--- Problem to solve ---
Write out, word for word, only the lines from the one containing "What does this" through the final line of the data.

--- Extracted records ---
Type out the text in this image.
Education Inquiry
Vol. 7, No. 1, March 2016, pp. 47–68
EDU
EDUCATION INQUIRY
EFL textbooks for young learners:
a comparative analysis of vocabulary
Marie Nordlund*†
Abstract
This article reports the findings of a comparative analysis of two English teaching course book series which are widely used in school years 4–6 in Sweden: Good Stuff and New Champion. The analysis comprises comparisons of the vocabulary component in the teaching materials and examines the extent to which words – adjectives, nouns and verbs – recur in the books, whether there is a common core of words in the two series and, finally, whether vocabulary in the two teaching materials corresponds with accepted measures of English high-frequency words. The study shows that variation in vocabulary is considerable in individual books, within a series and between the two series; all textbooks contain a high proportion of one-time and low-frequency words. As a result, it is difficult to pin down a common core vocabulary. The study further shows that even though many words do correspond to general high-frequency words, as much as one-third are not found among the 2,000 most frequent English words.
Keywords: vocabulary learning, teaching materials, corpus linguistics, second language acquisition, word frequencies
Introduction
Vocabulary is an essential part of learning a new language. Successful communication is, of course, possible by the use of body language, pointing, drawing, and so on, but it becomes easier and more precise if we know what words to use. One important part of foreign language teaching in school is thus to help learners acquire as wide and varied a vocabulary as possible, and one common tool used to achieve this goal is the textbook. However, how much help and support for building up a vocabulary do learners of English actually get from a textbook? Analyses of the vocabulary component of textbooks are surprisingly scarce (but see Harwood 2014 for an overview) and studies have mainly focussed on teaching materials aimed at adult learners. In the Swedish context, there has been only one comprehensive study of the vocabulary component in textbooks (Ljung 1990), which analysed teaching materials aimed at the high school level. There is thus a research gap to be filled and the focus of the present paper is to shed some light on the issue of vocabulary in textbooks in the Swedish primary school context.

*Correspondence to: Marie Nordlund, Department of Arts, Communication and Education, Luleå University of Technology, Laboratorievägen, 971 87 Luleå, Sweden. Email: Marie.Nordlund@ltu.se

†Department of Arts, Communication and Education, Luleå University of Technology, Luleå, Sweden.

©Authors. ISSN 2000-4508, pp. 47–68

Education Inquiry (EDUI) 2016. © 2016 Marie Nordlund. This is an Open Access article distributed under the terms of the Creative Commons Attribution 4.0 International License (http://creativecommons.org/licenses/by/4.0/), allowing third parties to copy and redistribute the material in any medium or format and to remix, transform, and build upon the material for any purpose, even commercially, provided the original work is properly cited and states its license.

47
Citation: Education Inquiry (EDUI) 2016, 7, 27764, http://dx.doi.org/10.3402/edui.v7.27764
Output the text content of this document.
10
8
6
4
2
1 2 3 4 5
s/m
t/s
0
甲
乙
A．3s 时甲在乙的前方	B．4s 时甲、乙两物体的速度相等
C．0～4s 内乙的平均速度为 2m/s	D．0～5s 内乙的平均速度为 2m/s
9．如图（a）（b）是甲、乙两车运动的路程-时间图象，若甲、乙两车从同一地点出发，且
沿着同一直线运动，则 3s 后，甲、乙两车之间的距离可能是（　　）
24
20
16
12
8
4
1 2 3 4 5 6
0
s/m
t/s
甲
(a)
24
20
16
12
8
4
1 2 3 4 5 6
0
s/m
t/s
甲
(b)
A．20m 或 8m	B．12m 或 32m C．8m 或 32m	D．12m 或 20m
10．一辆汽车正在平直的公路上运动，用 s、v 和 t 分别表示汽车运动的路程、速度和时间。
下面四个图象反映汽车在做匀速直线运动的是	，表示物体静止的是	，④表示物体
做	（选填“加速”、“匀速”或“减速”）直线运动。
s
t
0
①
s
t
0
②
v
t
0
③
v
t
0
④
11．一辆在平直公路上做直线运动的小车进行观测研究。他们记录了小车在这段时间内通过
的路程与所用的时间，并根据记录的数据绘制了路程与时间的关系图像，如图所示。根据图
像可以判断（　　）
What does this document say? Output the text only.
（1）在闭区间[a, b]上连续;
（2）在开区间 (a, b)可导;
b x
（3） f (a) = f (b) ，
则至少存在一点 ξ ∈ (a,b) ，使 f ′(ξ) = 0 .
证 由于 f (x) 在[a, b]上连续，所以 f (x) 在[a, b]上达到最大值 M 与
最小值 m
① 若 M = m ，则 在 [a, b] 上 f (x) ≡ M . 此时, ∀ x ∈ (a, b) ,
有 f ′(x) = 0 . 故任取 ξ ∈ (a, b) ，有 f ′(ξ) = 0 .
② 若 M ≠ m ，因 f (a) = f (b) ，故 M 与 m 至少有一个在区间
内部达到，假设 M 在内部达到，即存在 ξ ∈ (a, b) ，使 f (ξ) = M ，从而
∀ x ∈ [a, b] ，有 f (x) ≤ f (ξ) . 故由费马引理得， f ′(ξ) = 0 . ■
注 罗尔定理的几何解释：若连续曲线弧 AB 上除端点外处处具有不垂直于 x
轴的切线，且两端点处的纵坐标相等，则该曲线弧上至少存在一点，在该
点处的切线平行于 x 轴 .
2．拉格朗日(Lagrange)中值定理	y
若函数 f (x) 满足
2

--- Finished task ---
What does this document say? Output the text only.
（1）在闭区间[a, b]上连续;
（2）在开区间 (a, b)可导;
b x
（3） f (a) = f (b) ，
则至少存在一点 ξ ∈ (a,b) ，使 f ′(ξ) = 0 .
证 由于 f (x) 在[a, b]上连续，所以 f (x) 在[a, b]上达到最大值 M 与
最小值 m
① 若 M = m ，则 在 [a, b] 上 f (x) ≡ M . 此时, ∀ x ∈ (a, b) ,
有 f ′(x) = 0 . 故任取 ξ ∈ (a, b) ，有 f ′(ξ) = 0 .
② 若 M ≠ m ，因 f (a) = f (b) ，故 M 与 m 至少有一个在区间
内部达到，假设 M 在内部达到，即存在 ξ ∈ (a, b) ，使 f (ξ) = M ，从而
∀ x ∈ [a, b] ，有 f (x) ≤ f (ξ) . 故由费马引理得， f ′(ξ) = 0 . ■
注 罗尔定理的几何解释：若连续曲线弧 AB 上除端点外处处具有不垂直于 x
轴的切线，且两端点处的纵坐标相等，则该曲线弧上至少存在一点，在该
点处的切线平行于 x 轴 .
2．拉格朗日(Lagrange)中值定理	y
若函数 f (x) 满足
2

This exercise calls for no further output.